Written task:
Which lines hold the word "nпроцесса"? Show each of them.

Dataset excerpt:
__________________________________________________

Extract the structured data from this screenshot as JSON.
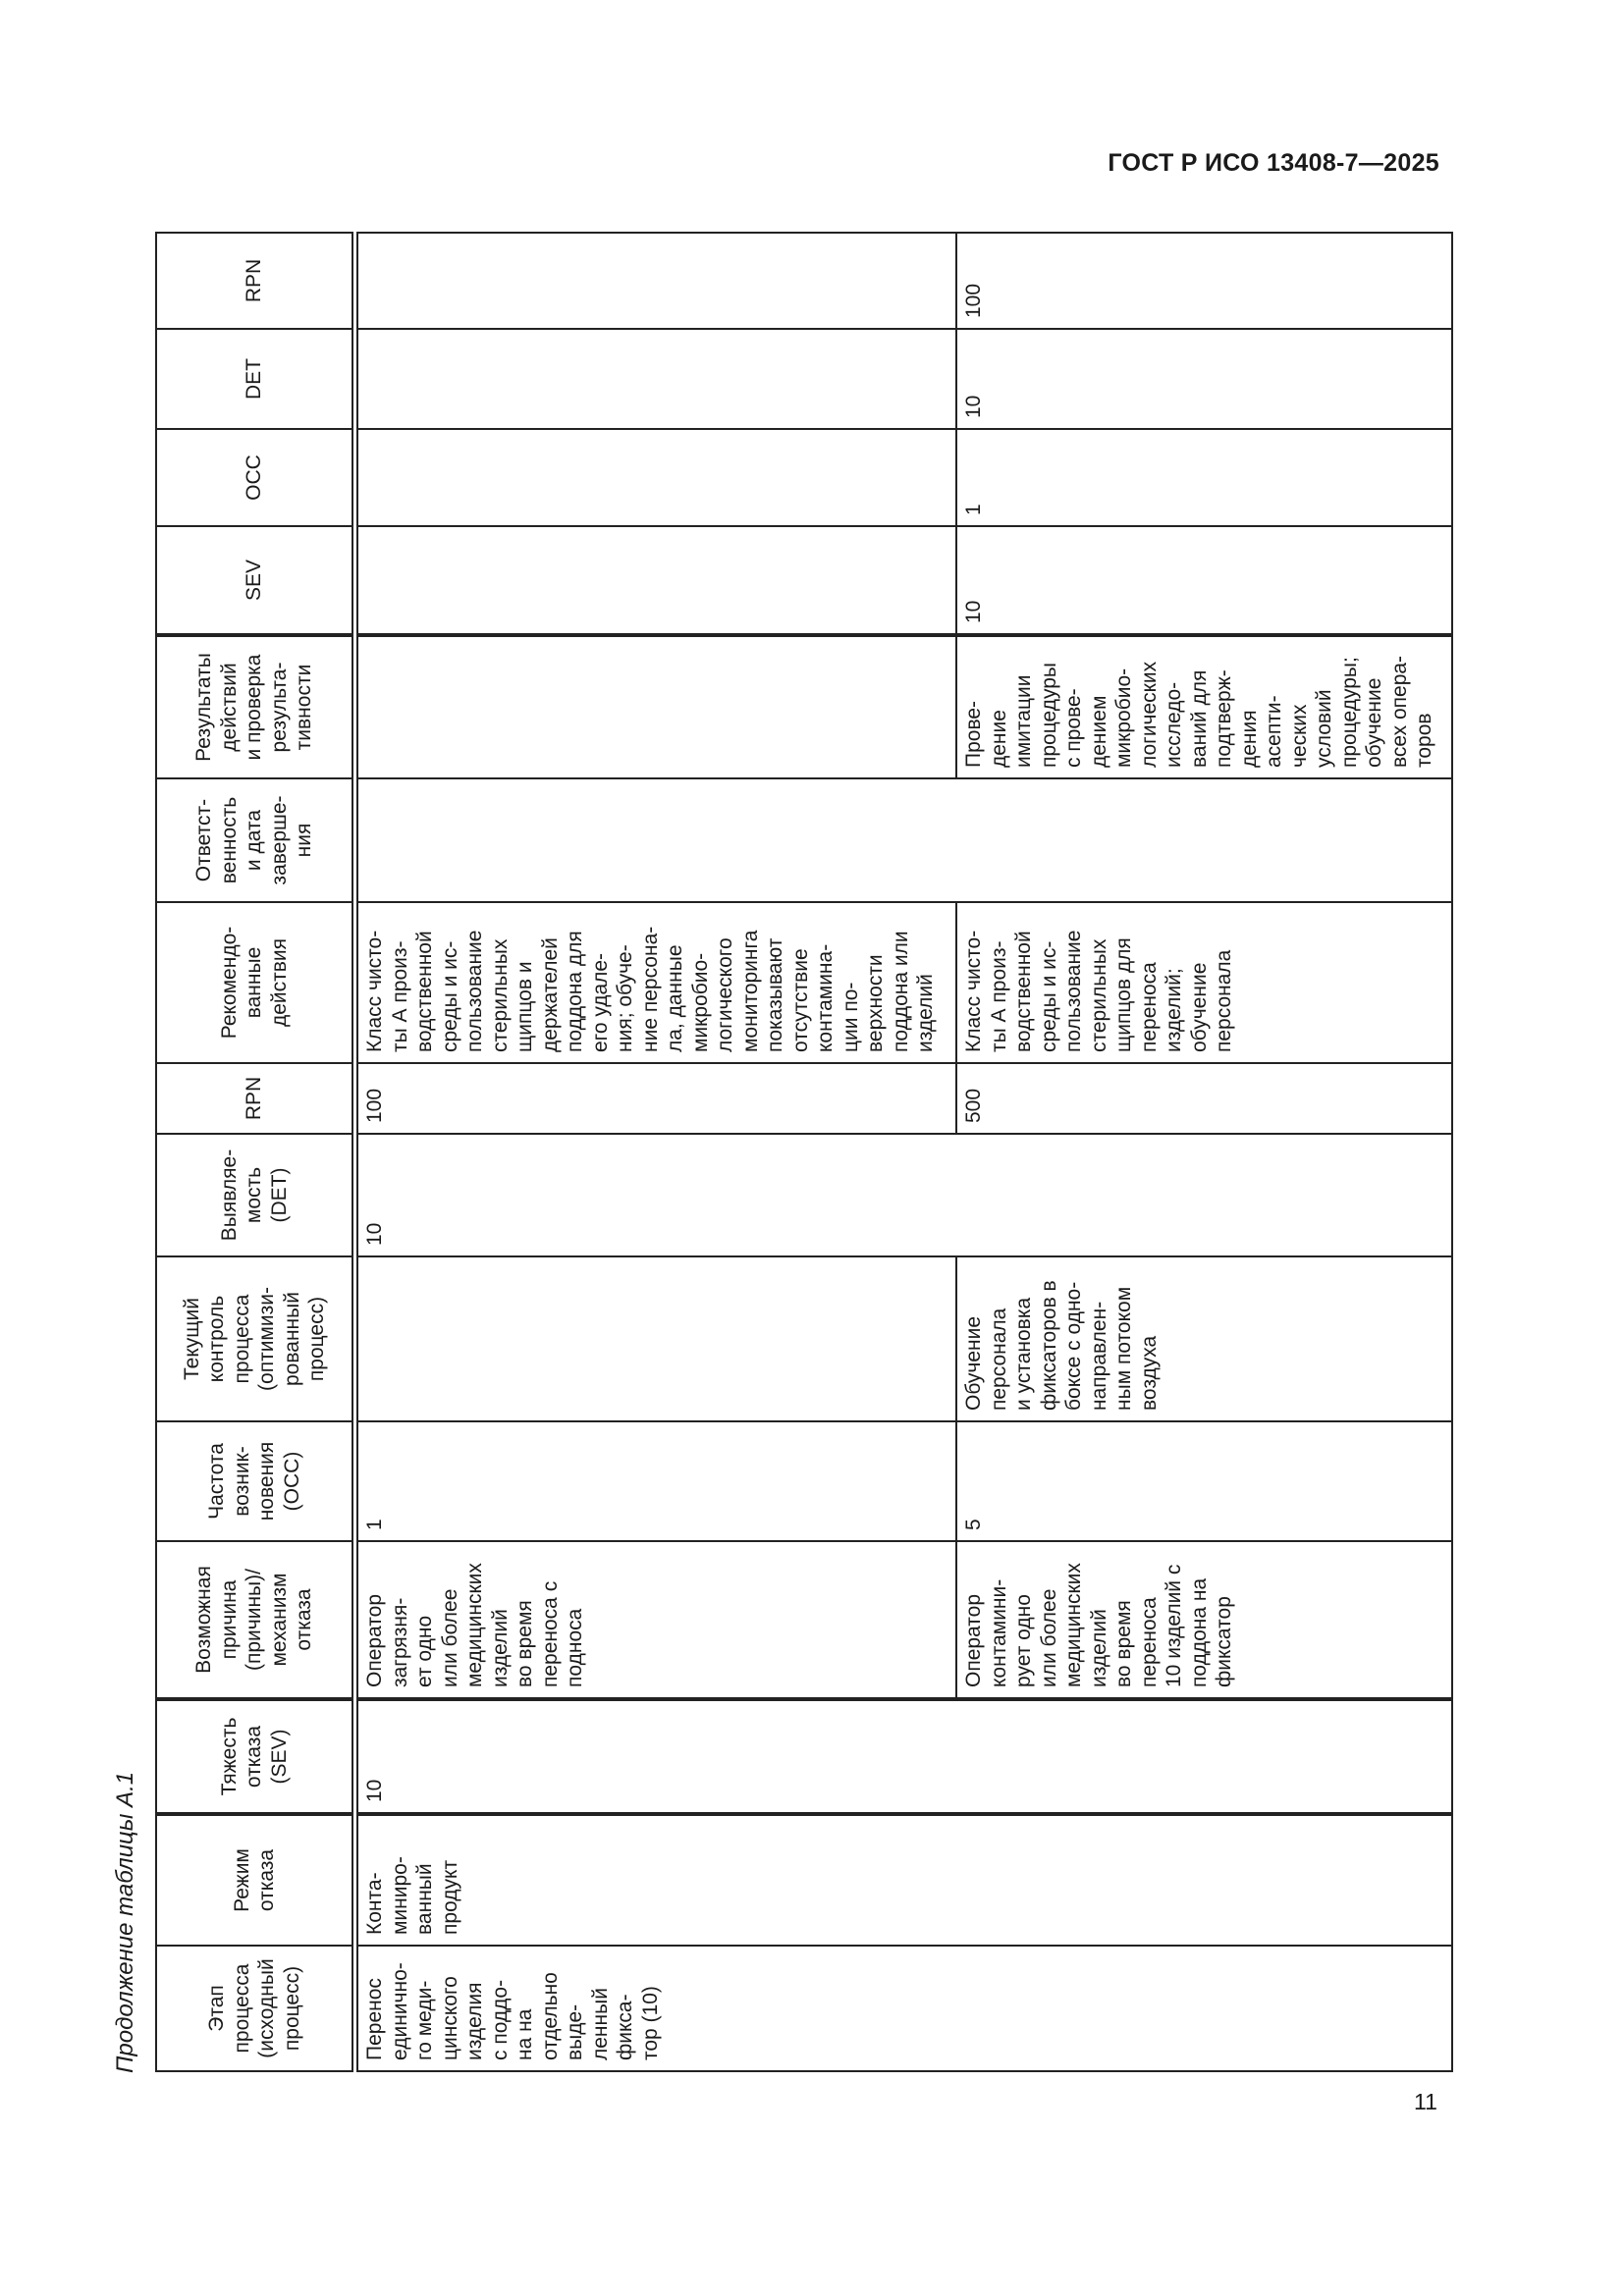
{
  "document": {
    "code": "ГОСТ Р ИСО 13408-7—2025",
    "caption": "Продолжение таблицы А.1",
    "page_number": "11"
  },
  "table": {
    "headers": [
      "Этап\nпроцесса\n(исходный\nпроцесс)",
      "Режим\nотказа",
      "Тяжесть\nотказа\n(SEV)",
      "Возможная\nпричина\n(причины)/\nмеханизм\nотказа",
      "Частота\nвозник-\nновения\n(OCC)",
      "Текущий\nконтроль\nпроцесса\n(оптимизи-\nрованный\nпроцесс)",
      "Выявляе-\nмость\n(DET)",
      "RPN",
      "Рекомендо-\nванные\nдействия",
      "Ответст-\nвенность\nи дата\nзаверше-\nния",
      "Результаты\nдействий\nи проверка\nрезульта-\nтивности",
      "SEV",
      "OCC",
      "DET",
      "RPN"
    ],
    "merged": {
      "stage": "Перенос\nединично-\nго меди-\nцинского\nизделия\nс поддо-\nна на\nотдельно\nвыде-\nленный\nфикса-\nтор (10)",
      "failure_mode": "Конта-\nминиро-\nванный\nпродукт",
      "severity": "10",
      "detectability": "10",
      "responsibility": ""
    },
    "rows": [
      {
        "cause": "Оператор\nзагрязня-\nет одно\nили более\nмедицинских\nизделий\nво время\nпереноса с\nподноса",
        "occ": "1",
        "control": "",
        "rpn": "100",
        "actions": "Класс чисто-\nты А произ-\nводственной\nсреды и ис-\nпользование\nстерильных\nщипцов и\nдержателей\nподдона для\nего удале-\nния; обуче-\nние персона-\nла, данные\nмикробио-\nлогического\nмониторинга\nпоказывают\nотсутствие\nконтамина-\nции по-\nверхности\nподдона или\nизделий",
        "results": "",
        "sev2": "",
        "occ2": "",
        "det2": "",
        "rpn2": ""
      },
      {
        "cause": "Оператор\nконтамини-\nрует одно\nили более\nмедицинских\nизделий\nво время\nпереноса\n10 изделий с\nподдона на\nфиксатор",
        "occ": "5",
        "control": "Обучение\nперсонала\nи установка\nфиксаторов в\nбоксе с одно-\nнаправлен-\nным потоком\nвоздуха",
        "rpn": "500",
        "actions": "Класс чисто-\nты А произ-\nводственной\nсреды и ис-\nпользование\nстерильных\nщипцов для\nпереноса\nизделий;\nобучение\nперсонала",
        "results": "Прове-\nдение\nимитации\nпроцедуры\nс прове-\nдением\nмикробио-\nлогических\nисследо-\nваний для\nподтверж-\nдения\nасепти-\nческих\nусловий\nпроцедуры;\nобучение\nвсех опера-\nторов",
        "sev2": "10",
        "occ2": "1",
        "det2": "10",
        "rpn2": "100"
      }
    ]
  }
}
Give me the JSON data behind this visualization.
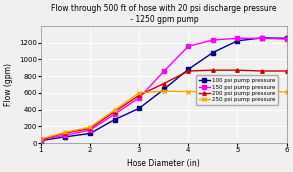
{
  "title": "Flow through 500 ft of hose with 20 psi discharge pressure\n - 1250 gpm pump",
  "xlabel": "Hose Diameter (in)",
  "ylabel": "Flow (gpm)",
  "xlim": [
    1,
    6
  ],
  "ylim": [
    0,
    1400
  ],
  "yticks": [
    0,
    200,
    400,
    600,
    800,
    1000,
    1200
  ],
  "xticks": [
    1,
    2,
    3,
    4,
    5,
    6
  ],
  "bg_color": "#f0f0f0",
  "series": [
    {
      "label": "100 psi pump pressure",
      "color": "#00008B",
      "marker": "s",
      "x": [
        1,
        1.5,
        2,
        2.5,
        3,
        3.5,
        4,
        4.5,
        5,
        5.5,
        6
      ],
      "y": [
        30,
        75,
        115,
        280,
        415,
        640,
        880,
        1080,
        1220,
        1255,
        1250
      ]
    },
    {
      "label": "150 psi pump pressure",
      "color": "#FF00FF",
      "marker": "s",
      "x": [
        1,
        1.5,
        2,
        2.5,
        3,
        3.5,
        4,
        4.5,
        5,
        5.5,
        6
      ],
      "y": [
        38,
        95,
        155,
        345,
        540,
        855,
        1155,
        1230,
        1250,
        1250,
        1240
      ]
    },
    {
      "label": "200 psi pump pressure",
      "color": "#CC0000",
      "marker": "^",
      "x": [
        1,
        1.5,
        2,
        2.5,
        3,
        3.5,
        4,
        4.5,
        5,
        5.5,
        6
      ],
      "y": [
        45,
        120,
        175,
        375,
        570,
        710,
        860,
        870,
        870,
        860,
        860
      ]
    },
    {
      "label": "250 psi pump pressure",
      "color": "#FFA500",
      "marker": "x",
      "x": [
        1,
        1.5,
        2,
        2.5,
        3,
        3.5,
        4,
        4.5,
        5,
        5.5,
        6
      ],
      "y": [
        50,
        130,
        190,
        395,
        600,
        620,
        615,
        615,
        615,
        610,
        610
      ]
    }
  ]
}
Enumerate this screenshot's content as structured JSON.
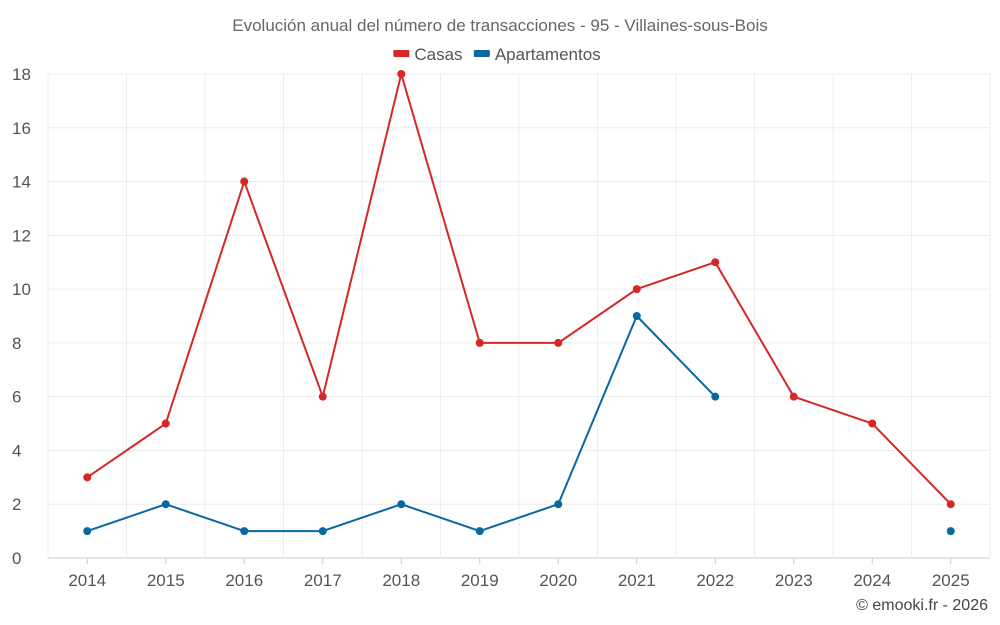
{
  "chart_data": {
    "type": "line",
    "title": "Evolución anual del número de transacciones - 95 - Villaines-sous-Bois",
    "categories": [
      "2014",
      "2015",
      "2016",
      "2017",
      "2018",
      "2019",
      "2020",
      "2021",
      "2022",
      "2023",
      "2024",
      "2025"
    ],
    "series": [
      {
        "name": "Casas",
        "color": "#d62728",
        "values": [
          3,
          5,
          14,
          6,
          18,
          8,
          8,
          10,
          11,
          6,
          5,
          2
        ]
      },
      {
        "name": "Apartamentos",
        "color": "#0868a0",
        "values": [
          1,
          2,
          1,
          1,
          2,
          1,
          2,
          9,
          6,
          null,
          null,
          1
        ]
      }
    ],
    "ylim": [
      0,
      18
    ],
    "yticks": [
      0,
      2,
      4,
      6,
      8,
      10,
      12,
      14,
      16,
      18
    ],
    "xlabel": "",
    "ylabel": "",
    "grid": true,
    "legend": "top-center"
  },
  "credit": "© emooki.fr - 2026"
}
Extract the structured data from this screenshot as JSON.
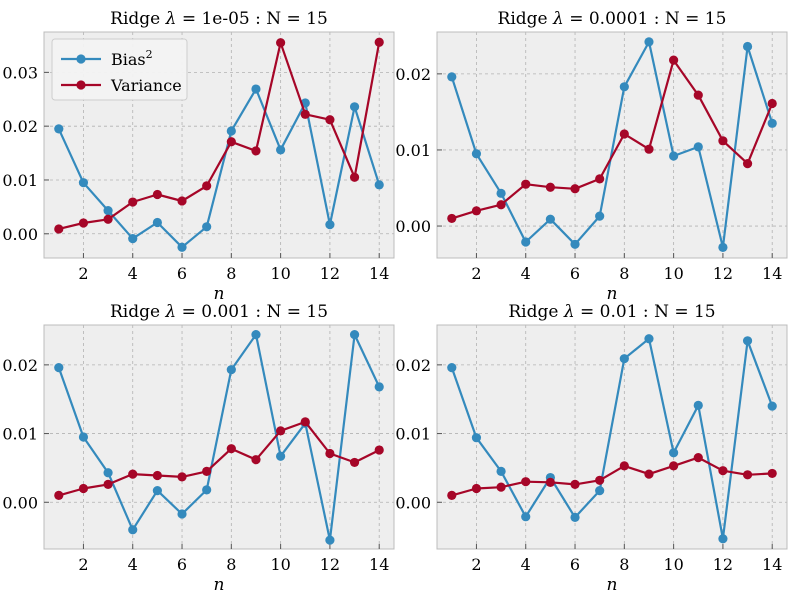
{
  "chart_data": [
    {
      "type": "line",
      "title_prefix": "Ridge ",
      "lambda_symbol": "λ",
      "title": "Ridge λ = 1e-05 : N = 15",
      "title_suffix": " = 1e-05 : N = 15",
      "xlabel": "n",
      "ylabel": "",
      "xlim": [
        0.4,
        14.6
      ],
      "ylim": [
        -0.0045,
        0.0375
      ],
      "xticks": [
        2,
        4,
        6,
        8,
        10,
        12,
        14
      ],
      "yticks": [
        0.0,
        0.01,
        0.02,
        0.03
      ],
      "ytick_labels": [
        "0.00",
        "0.01",
        "0.02",
        "0.03"
      ],
      "grid": true,
      "legend": {
        "placement": "top-left",
        "entries": [
          "Bias2",
          "Variance"
        ]
      },
      "x": [
        1,
        2,
        3,
        4,
        5,
        6,
        7,
        8,
        9,
        10,
        11,
        12,
        13,
        14
      ],
      "series": [
        {
          "name": "Bias2",
          "color": "#348ABD",
          "values": [
            0.0195,
            0.0095,
            0.0043,
            -0.0009,
            0.0021,
            -0.0025,
            0.0013,
            0.0191,
            0.0269,
            0.0156,
            0.0243,
            0.0017,
            0.0236,
            0.0091
          ]
        },
        {
          "name": "Variance",
          "color": "#A60628",
          "values": [
            0.0009,
            0.002,
            0.0027,
            0.0059,
            0.0073,
            0.0061,
            0.0089,
            0.0171,
            0.0154,
            0.0355,
            0.0222,
            0.0212,
            0.0105,
            0.0356
          ]
        }
      ]
    },
    {
      "type": "line",
      "title_prefix": "Ridge ",
      "lambda_symbol": "λ",
      "title": "Ridge λ = 0.0001 : N = 15",
      "title_suffix": " = 0.0001 : N = 15",
      "xlabel": "n",
      "ylabel": "",
      "xlim": [
        0.4,
        14.6
      ],
      "ylim": [
        -0.0042,
        0.0255
      ],
      "xticks": [
        2,
        4,
        6,
        8,
        10,
        12,
        14
      ],
      "yticks": [
        0.0,
        0.01,
        0.02
      ],
      "ytick_labels": [
        "0.00",
        "0.01",
        "0.02"
      ],
      "grid": true,
      "x": [
        1,
        2,
        3,
        4,
        5,
        6,
        7,
        8,
        9,
        10,
        11,
        12,
        13,
        14
      ],
      "series": [
        {
          "name": "Bias2",
          "color": "#348ABD",
          "values": [
            0.0196,
            0.0095,
            0.0043,
            -0.0021,
            0.0009,
            -0.0024,
            0.0013,
            0.0183,
            0.0242,
            0.0092,
            0.0104,
            -0.0028,
            0.0236,
            0.0135
          ]
        },
        {
          "name": "Variance",
          "color": "#A60628",
          "values": [
            0.001,
            0.002,
            0.0028,
            0.0055,
            0.0051,
            0.0049,
            0.0062,
            0.0121,
            0.0101,
            0.0218,
            0.0172,
            0.0112,
            0.0082,
            0.0161
          ]
        }
      ]
    },
    {
      "type": "line",
      "title_prefix": "Ridge ",
      "lambda_symbol": "λ",
      "title": "Ridge λ = 0.001 : N = 15",
      "title_suffix": " = 0.001 : N = 15",
      "xlabel": "n",
      "ylabel": "",
      "xlim": [
        0.4,
        14.6
      ],
      "ylim": [
        -0.0068,
        0.0258
      ],
      "xticks": [
        2,
        4,
        6,
        8,
        10,
        12,
        14
      ],
      "yticks": [
        0.0,
        0.01,
        0.02
      ],
      "ytick_labels": [
        "0.00",
        "0.01",
        "0.02"
      ],
      "grid": true,
      "x": [
        1,
        2,
        3,
        4,
        5,
        6,
        7,
        8,
        9,
        10,
        11,
        12,
        13,
        14
      ],
      "series": [
        {
          "name": "Bias2",
          "color": "#348ABD",
          "values": [
            0.0196,
            0.0095,
            0.0043,
            -0.004,
            0.0017,
            -0.0017,
            0.0018,
            0.0193,
            0.0244,
            0.0067,
            0.0115,
            -0.0055,
            0.0244,
            0.0168
          ]
        },
        {
          "name": "Variance",
          "color": "#A60628",
          "values": [
            0.001,
            0.002,
            0.0026,
            0.0041,
            0.0039,
            0.0037,
            0.0045,
            0.0078,
            0.0062,
            0.0104,
            0.0117,
            0.0071,
            0.0058,
            0.0076
          ]
        }
      ]
    },
    {
      "type": "line",
      "title_prefix": "Ridge ",
      "lambda_symbol": "λ",
      "title": "Ridge λ = 0.01 : N = 15",
      "title_suffix": " = 0.01 : N = 15",
      "xlabel": "n",
      "ylabel": "",
      "xlim": [
        0.4,
        14.6
      ],
      "ylim": [
        -0.0068,
        0.0258
      ],
      "xticks": [
        2,
        4,
        6,
        8,
        10,
        12,
        14
      ],
      "yticks": [
        0.0,
        0.01,
        0.02
      ],
      "ytick_labels": [
        "0.00",
        "0.01",
        "0.02"
      ],
      "grid": true,
      "x": [
        1,
        2,
        3,
        4,
        5,
        6,
        7,
        8,
        9,
        10,
        11,
        12,
        13,
        14
      ],
      "series": [
        {
          "name": "Bias2",
          "color": "#348ABD",
          "values": [
            0.0196,
            0.0094,
            0.0045,
            -0.0021,
            0.0036,
            -0.0022,
            0.0017,
            0.0209,
            0.0238,
            0.0072,
            0.0141,
            -0.0053,
            0.0235,
            0.014
          ]
        },
        {
          "name": "Variance",
          "color": "#A60628",
          "values": [
            0.001,
            0.002,
            0.0022,
            0.003,
            0.0029,
            0.0026,
            0.0032,
            0.0053,
            0.0041,
            0.0053,
            0.0065,
            0.0046,
            0.004,
            0.0042
          ]
        }
      ]
    }
  ],
  "legend_labels": {
    "bias_base": "Bias",
    "bias_sup": "2",
    "variance": "Variance"
  },
  "colors": {
    "background": "#EEEEEE",
    "grid": "#B2B2B2",
    "bias": "#348ABD",
    "variance": "#A60628"
  }
}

__________________________________________________

Task answer:
      "Этап\nпроцесса\n(исходный\nпроцесс)",
      "Текущий\nконтроль\nпроцесса\n(оптимизи-\nрованный\nпроцесс)",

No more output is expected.